* **What the task asks**: Check every line below for the word "Dessert" and show those that hold it.

--- Start ---

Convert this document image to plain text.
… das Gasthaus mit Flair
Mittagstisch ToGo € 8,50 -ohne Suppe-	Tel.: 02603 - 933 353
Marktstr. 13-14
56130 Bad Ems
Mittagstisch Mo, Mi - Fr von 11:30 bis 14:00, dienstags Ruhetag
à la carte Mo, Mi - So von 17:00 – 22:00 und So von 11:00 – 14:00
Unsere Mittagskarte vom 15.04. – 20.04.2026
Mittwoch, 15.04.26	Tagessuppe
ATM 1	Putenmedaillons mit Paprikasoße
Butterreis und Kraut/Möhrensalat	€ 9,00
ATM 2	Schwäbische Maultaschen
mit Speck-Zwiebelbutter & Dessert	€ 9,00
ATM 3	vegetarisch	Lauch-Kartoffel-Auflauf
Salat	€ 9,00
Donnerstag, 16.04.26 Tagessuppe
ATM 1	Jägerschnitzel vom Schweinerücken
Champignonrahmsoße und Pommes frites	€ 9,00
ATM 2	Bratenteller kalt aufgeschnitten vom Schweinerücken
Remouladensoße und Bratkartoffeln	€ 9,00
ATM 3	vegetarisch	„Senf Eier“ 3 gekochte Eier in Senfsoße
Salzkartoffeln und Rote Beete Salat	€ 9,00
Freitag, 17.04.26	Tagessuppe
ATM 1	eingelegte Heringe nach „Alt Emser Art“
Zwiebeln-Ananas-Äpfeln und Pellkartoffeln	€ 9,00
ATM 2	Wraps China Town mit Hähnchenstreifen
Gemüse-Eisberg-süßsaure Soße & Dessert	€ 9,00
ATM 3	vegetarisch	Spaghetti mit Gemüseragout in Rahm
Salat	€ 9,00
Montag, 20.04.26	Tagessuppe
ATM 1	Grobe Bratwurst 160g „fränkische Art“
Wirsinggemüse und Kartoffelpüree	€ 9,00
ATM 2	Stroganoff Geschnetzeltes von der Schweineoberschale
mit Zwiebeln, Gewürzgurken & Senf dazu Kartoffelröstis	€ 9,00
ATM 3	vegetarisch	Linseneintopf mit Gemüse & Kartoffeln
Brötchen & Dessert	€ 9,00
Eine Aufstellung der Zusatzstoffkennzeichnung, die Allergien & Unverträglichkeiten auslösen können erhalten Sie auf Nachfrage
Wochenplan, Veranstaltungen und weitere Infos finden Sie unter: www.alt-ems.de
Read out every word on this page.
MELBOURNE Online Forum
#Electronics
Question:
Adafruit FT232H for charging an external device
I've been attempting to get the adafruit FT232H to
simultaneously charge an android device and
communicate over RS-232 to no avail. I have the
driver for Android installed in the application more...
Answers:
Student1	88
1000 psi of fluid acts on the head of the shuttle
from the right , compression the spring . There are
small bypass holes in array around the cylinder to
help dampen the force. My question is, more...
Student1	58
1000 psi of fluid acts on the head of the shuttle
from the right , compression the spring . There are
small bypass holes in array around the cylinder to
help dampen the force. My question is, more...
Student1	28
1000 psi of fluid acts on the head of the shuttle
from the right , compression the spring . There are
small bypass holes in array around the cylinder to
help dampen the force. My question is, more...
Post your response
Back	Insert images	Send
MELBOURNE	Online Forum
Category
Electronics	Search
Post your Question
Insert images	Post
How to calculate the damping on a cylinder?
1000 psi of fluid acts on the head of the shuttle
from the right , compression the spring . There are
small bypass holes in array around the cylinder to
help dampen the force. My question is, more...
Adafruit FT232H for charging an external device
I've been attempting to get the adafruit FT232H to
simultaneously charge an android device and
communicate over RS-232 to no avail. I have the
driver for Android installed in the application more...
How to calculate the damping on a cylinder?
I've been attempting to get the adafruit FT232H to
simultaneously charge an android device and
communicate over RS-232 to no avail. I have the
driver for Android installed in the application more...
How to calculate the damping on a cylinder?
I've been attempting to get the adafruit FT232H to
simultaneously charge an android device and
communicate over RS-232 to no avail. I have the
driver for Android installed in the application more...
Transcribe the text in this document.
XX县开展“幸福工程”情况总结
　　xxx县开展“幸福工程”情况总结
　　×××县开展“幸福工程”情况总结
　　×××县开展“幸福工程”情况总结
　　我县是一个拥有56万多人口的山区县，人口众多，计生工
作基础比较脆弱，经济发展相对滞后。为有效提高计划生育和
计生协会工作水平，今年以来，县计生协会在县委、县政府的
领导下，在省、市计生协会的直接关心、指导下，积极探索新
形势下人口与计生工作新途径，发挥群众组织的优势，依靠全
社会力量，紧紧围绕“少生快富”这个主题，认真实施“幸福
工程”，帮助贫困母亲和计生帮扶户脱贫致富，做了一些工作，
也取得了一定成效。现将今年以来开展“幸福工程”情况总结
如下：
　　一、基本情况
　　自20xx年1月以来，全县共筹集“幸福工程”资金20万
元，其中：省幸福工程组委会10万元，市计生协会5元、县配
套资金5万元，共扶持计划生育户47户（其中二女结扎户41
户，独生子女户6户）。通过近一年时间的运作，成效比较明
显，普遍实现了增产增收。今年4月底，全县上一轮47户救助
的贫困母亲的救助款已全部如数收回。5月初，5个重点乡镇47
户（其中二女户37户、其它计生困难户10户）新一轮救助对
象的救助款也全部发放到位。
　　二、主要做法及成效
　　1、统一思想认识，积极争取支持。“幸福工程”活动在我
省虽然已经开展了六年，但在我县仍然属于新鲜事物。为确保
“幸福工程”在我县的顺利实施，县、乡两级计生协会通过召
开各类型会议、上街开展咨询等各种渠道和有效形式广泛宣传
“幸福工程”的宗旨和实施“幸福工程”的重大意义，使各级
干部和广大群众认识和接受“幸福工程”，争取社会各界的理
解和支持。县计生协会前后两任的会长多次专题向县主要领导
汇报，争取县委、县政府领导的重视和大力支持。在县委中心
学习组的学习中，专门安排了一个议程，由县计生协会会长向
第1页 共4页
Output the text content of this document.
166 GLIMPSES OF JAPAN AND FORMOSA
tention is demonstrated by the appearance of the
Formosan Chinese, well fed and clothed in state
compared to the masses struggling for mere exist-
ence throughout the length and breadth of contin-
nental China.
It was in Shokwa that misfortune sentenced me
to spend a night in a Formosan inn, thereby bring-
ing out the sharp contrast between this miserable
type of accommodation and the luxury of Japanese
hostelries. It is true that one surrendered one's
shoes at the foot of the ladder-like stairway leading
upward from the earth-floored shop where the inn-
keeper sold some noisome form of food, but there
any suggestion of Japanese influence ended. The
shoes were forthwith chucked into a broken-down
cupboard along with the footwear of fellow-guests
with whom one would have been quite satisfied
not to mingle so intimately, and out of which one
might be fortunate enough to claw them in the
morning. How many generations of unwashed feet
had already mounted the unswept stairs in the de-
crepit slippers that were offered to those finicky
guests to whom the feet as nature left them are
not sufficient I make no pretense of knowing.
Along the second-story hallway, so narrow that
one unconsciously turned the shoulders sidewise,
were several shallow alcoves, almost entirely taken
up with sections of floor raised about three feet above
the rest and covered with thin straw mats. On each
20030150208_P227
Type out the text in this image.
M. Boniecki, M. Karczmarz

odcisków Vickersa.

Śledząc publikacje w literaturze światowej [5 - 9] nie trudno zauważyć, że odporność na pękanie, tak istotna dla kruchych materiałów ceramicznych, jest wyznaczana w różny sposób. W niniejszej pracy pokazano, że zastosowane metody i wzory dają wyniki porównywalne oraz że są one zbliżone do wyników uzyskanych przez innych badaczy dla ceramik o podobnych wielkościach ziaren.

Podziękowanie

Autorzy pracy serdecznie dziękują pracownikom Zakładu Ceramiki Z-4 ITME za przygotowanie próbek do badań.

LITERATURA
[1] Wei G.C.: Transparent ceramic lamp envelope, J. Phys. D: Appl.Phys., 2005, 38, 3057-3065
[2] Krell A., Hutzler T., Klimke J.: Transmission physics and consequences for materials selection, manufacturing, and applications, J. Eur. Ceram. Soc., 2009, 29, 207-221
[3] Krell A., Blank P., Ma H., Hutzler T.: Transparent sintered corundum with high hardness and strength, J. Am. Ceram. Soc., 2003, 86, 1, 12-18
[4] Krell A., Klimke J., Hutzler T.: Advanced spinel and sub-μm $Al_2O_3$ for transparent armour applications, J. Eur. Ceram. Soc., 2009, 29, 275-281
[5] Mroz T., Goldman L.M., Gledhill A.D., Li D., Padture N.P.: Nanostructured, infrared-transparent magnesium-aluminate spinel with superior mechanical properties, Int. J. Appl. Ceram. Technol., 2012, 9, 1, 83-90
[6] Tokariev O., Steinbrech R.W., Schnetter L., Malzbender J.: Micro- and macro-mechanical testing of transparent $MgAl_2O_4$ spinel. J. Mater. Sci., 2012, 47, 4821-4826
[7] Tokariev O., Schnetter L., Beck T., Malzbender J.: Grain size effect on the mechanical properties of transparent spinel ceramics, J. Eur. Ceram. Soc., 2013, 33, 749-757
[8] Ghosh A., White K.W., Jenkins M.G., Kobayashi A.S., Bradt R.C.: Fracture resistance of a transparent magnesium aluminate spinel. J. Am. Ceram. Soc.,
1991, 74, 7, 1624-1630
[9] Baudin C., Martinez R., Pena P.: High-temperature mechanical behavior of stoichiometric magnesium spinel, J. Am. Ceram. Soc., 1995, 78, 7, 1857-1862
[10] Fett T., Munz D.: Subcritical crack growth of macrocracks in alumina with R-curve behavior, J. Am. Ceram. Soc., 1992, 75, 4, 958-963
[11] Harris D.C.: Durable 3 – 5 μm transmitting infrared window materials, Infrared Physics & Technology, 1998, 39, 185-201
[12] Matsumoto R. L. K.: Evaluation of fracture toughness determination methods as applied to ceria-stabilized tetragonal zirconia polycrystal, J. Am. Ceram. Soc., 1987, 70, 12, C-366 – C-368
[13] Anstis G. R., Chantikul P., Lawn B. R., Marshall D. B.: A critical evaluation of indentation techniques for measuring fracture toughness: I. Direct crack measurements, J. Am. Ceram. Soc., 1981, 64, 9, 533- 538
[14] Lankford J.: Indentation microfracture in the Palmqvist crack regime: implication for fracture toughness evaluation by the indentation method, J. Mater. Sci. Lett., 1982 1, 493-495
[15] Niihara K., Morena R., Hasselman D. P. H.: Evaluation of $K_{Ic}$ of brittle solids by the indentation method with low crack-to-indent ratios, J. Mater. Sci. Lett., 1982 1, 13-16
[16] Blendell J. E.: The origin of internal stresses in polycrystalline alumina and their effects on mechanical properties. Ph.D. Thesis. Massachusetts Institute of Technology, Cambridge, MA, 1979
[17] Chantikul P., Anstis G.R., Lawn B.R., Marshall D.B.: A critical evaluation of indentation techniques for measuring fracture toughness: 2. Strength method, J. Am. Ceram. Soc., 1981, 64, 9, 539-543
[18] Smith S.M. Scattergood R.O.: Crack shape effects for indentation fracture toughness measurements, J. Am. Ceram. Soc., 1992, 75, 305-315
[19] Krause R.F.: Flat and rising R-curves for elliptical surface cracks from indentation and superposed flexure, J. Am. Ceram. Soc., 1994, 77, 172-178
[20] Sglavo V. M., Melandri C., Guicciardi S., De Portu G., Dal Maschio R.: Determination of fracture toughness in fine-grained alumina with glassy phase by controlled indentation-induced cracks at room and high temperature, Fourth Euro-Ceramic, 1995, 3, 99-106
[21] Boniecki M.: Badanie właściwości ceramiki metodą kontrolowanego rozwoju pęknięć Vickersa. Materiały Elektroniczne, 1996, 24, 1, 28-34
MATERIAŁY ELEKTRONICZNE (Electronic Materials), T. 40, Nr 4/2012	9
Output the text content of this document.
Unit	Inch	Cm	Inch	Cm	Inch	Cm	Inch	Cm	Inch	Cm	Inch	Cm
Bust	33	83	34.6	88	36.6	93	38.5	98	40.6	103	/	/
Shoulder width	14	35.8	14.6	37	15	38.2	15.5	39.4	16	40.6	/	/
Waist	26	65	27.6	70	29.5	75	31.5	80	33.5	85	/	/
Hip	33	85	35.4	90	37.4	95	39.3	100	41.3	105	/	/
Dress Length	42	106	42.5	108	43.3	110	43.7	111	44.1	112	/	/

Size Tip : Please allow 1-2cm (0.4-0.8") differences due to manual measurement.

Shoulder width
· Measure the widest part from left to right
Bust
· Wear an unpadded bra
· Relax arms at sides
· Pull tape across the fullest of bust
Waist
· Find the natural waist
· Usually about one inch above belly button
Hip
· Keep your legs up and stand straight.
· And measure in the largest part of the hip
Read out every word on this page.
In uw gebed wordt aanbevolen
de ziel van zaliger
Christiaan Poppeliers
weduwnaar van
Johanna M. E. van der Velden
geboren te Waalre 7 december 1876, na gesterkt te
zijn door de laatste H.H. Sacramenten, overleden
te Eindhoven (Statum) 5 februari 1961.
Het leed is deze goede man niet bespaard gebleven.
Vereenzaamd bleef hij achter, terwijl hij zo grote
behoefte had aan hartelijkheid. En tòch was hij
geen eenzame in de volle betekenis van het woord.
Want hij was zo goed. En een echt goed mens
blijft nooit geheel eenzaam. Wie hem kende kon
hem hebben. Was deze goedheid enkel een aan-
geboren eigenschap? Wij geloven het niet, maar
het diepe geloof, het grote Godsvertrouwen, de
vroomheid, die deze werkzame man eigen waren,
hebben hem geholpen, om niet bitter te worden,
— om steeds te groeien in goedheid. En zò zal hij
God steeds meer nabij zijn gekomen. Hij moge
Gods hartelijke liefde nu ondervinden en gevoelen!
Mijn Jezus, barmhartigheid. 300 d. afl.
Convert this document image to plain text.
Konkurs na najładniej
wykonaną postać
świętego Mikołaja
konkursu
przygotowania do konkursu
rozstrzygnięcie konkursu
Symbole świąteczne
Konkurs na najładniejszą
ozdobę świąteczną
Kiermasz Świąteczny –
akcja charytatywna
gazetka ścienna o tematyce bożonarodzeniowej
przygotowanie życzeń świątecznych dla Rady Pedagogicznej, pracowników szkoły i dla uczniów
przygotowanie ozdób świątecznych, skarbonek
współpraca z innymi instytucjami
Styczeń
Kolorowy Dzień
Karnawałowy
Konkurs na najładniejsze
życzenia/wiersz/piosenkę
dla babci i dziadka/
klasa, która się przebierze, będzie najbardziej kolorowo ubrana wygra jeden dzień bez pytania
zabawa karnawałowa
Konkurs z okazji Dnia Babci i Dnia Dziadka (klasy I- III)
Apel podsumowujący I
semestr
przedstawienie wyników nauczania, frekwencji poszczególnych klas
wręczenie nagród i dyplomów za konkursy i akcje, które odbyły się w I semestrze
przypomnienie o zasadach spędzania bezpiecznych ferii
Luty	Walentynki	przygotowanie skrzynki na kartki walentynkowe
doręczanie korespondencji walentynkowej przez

--- End ---

* **Correct answer**:
mit Speck-Zwiebelbutter & Dessert	€ 9,00
Gemüse-Eisberg-süßsaure Soße & Dessert	€ 9,00
Brötchen & Dessert	€ 9,00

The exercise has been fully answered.